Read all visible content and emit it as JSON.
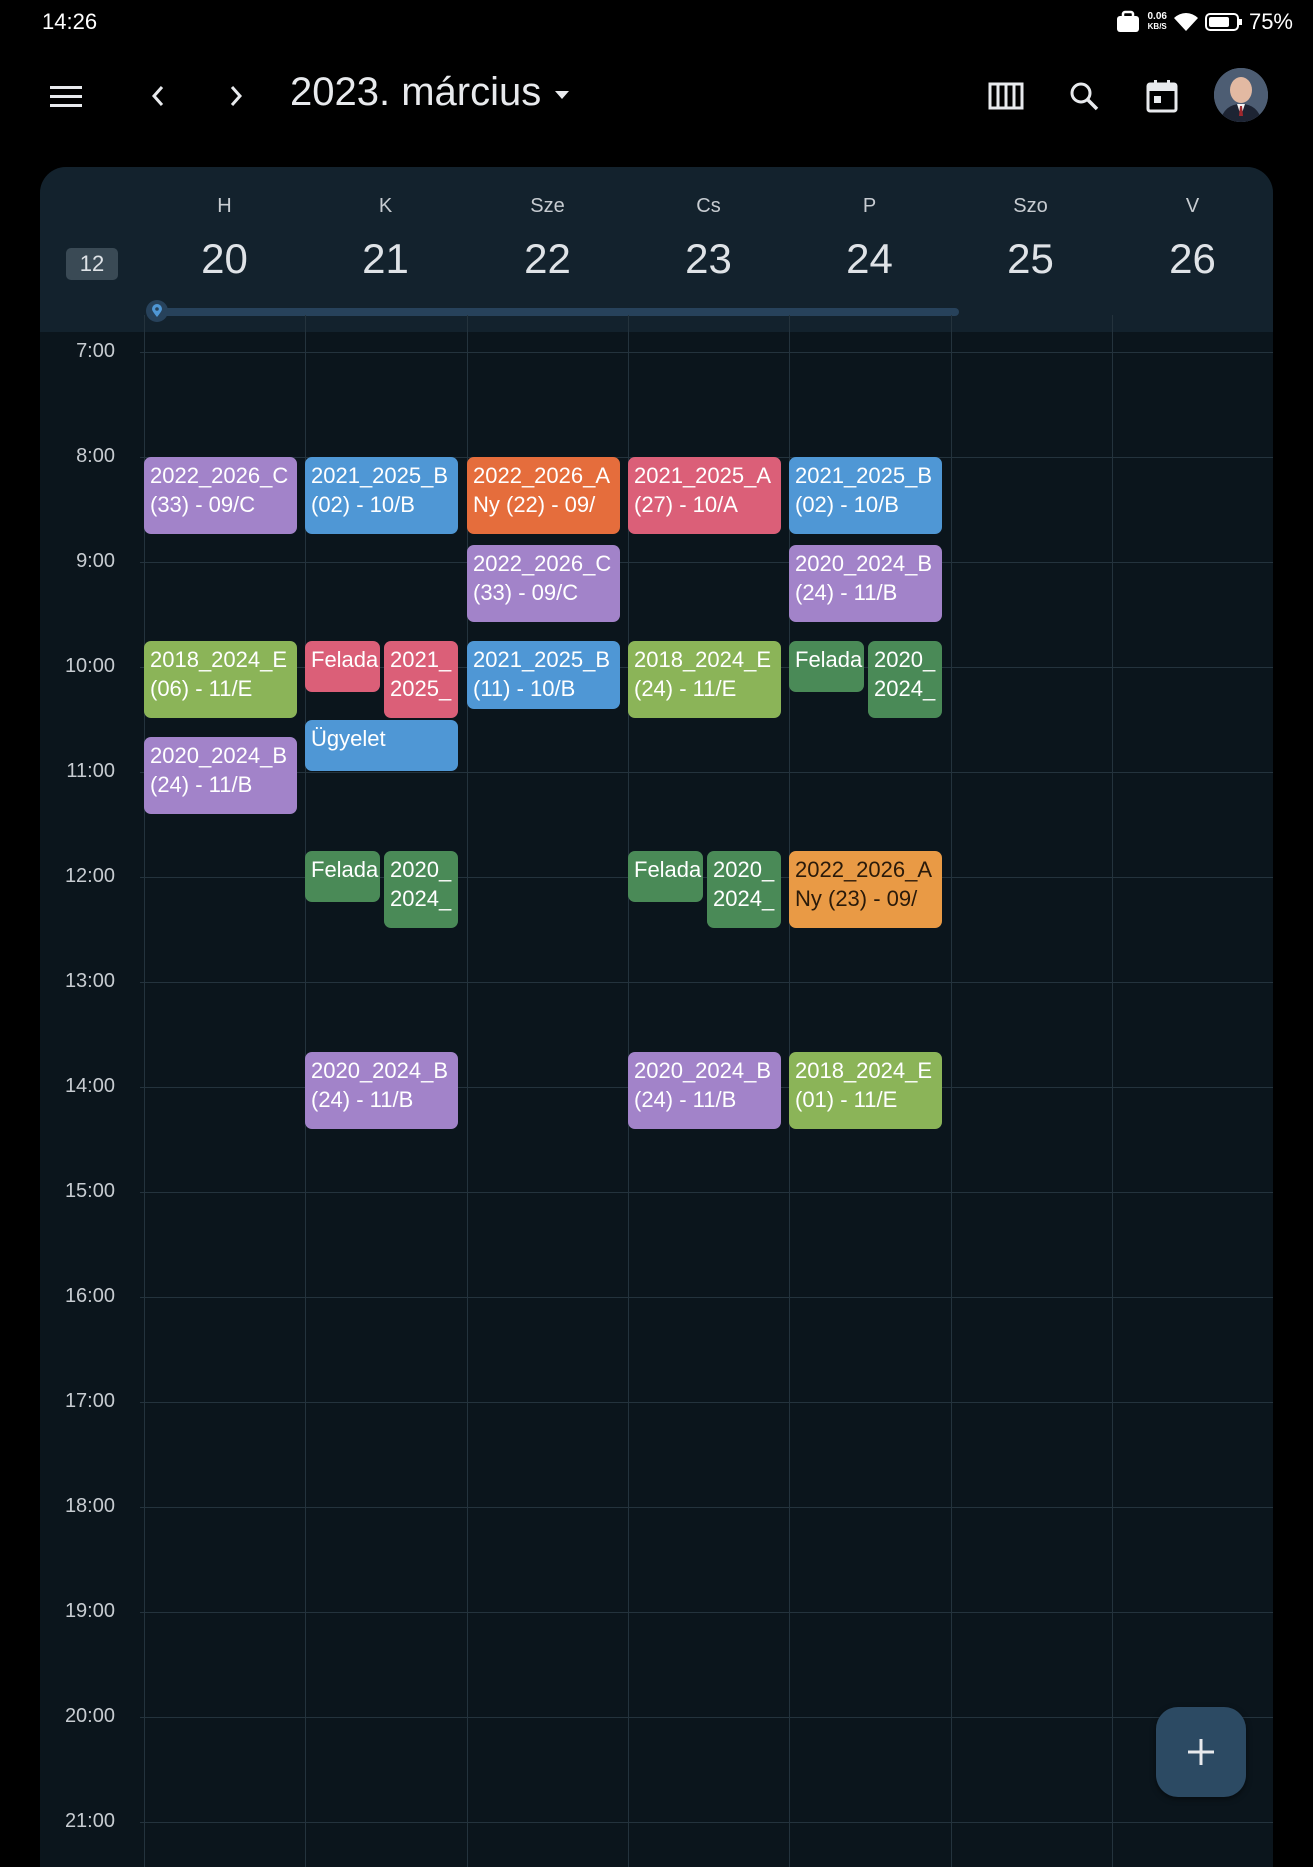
{
  "status": {
    "time": "14:26",
    "net_speed_value": "0.06",
    "net_speed_unit": "KB/S",
    "battery": "75%"
  },
  "header": {
    "title": "2023. március"
  },
  "week": {
    "number": "12",
    "days": [
      {
        "name": "H",
        "num": "20"
      },
      {
        "name": "K",
        "num": "21"
      },
      {
        "name": "Sze",
        "num": "22"
      },
      {
        "name": "Cs",
        "num": "23"
      },
      {
        "name": "P",
        "num": "24"
      },
      {
        "name": "Szo",
        "num": "25"
      },
      {
        "name": "V",
        "num": "26"
      }
    ],
    "week_progress": 0.71
  },
  "hours": [
    "7:00",
    "8:00",
    "9:00",
    "10:00",
    "11:00",
    "12:00",
    "13:00",
    "14:00",
    "15:00",
    "16:00",
    "17:00",
    "18:00",
    "19:00",
    "20:00",
    "21:00"
  ],
  "colors": {
    "purple": "#a283c9",
    "blue": "#4f97d5",
    "orange": "#e56d3c",
    "red": "#db5f78",
    "green": "#8bb458",
    "darkgreen": "#4a8a57",
    "amber": "#e99a45"
  },
  "events": [
    {
      "day": 0,
      "start": "8:00",
      "end": "8:45",
      "color": "purple",
      "lines": [
        "2022_2026_C",
        "(33) - 09/C"
      ]
    },
    {
      "day": 0,
      "start": "9:45",
      "end": "10:30",
      "color": "green",
      "lines": [
        "2018_2024_E",
        "(06) - 11/E"
      ]
    },
    {
      "day": 0,
      "start": "10:40",
      "end": "11:25",
      "color": "purple",
      "lines": [
        "2020_2024_B",
        "(24) - 11/B"
      ]
    },
    {
      "day": 1,
      "start": "8:00",
      "end": "8:45",
      "color": "blue",
      "lines": [
        "2021_2025_B",
        "(02) - 10/B"
      ]
    },
    {
      "day": 1,
      "start": "9:45",
      "end": "10:15",
      "color": "red",
      "half": "left",
      "lines": [
        "Felada"
      ]
    },
    {
      "day": 1,
      "start": "9:45",
      "end": "10:30",
      "color": "red",
      "half": "right",
      "lines": [
        "2021_",
        "2025_"
      ]
    },
    {
      "day": 1,
      "start": "10:30",
      "end": "11:00",
      "color": "blue",
      "lines": [
        "Ügyelet"
      ]
    },
    {
      "day": 1,
      "start": "11:45",
      "end": "12:15",
      "color": "darkgreen",
      "half": "left",
      "lines": [
        "Felada"
      ]
    },
    {
      "day": 1,
      "start": "11:45",
      "end": "12:30",
      "color": "darkgreen",
      "half": "right",
      "lines": [
        "2020_",
        "2024_"
      ]
    },
    {
      "day": 1,
      "start": "13:40",
      "end": "14:25",
      "color": "purple",
      "lines": [
        "2020_2024_B",
        "(24) - 11/B"
      ]
    },
    {
      "day": 2,
      "start": "8:00",
      "end": "8:45",
      "color": "orange",
      "lines": [
        "2022_2026_A",
        "Ny (22) - 09/"
      ]
    },
    {
      "day": 2,
      "start": "8:50",
      "end": "9:35",
      "color": "purple",
      "lines": [
        "2022_2026_C",
        "(33) - 09/C"
      ]
    },
    {
      "day": 2,
      "start": "9:45",
      "end": "10:25",
      "color": "blue",
      "lines": [
        "2021_2025_B",
        "(11) - 10/B"
      ]
    },
    {
      "day": 3,
      "start": "8:00",
      "end": "8:45",
      "color": "red",
      "lines": [
        "2021_2025_A",
        "(27) - 10/A"
      ]
    },
    {
      "day": 3,
      "start": "9:45",
      "end": "10:30",
      "color": "green",
      "lines": [
        "2018_2024_E",
        "(24) - 11/E"
      ]
    },
    {
      "day": 3,
      "start": "11:45",
      "end": "12:15",
      "color": "darkgreen",
      "half": "left",
      "lines": [
        "Felada"
      ]
    },
    {
      "day": 3,
      "start": "11:45",
      "end": "12:30",
      "color": "darkgreen",
      "half": "right",
      "lines": [
        "2020_",
        "2024_"
      ]
    },
    {
      "day": 3,
      "start": "13:40",
      "end": "14:25",
      "color": "purple",
      "lines": [
        "2020_2024_B",
        "(24) - 11/B"
      ]
    },
    {
      "day": 4,
      "start": "8:00",
      "end": "8:45",
      "color": "blue",
      "lines": [
        "2021_2025_B",
        "(02) - 10/B"
      ]
    },
    {
      "day": 4,
      "start": "8:50",
      "end": "9:35",
      "color": "purple",
      "lines": [
        "2020_2024_B",
        "(24) - 11/B"
      ]
    },
    {
      "day": 4,
      "start": "9:45",
      "end": "10:15",
      "color": "darkgreen",
      "half": "left",
      "lines": [
        "Felada"
      ]
    },
    {
      "day": 4,
      "start": "9:45",
      "end": "10:30",
      "color": "darkgreen",
      "half": "right",
      "lines": [
        "2020_",
        "2024_"
      ]
    },
    {
      "day": 4,
      "start": "11:45",
      "end": "12:30",
      "color": "amber",
      "lines": [
        "2022_2026_A",
        "Ny (23) - 09/"
      ]
    },
    {
      "day": 4,
      "start": "13:40",
      "end": "14:25",
      "color": "green",
      "lines": [
        "2018_2024_E",
        "(01) - 11/E"
      ]
    }
  ]
}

## Stated exercise
Scan the material above for the string "name" and report each line where you find it.

## Exercise response
        "name": "H",
        "name": "K",
        "name": "Sze",
        "name": "Cs",
        "name": "P",
        "name": "Szo",
        "name": "V",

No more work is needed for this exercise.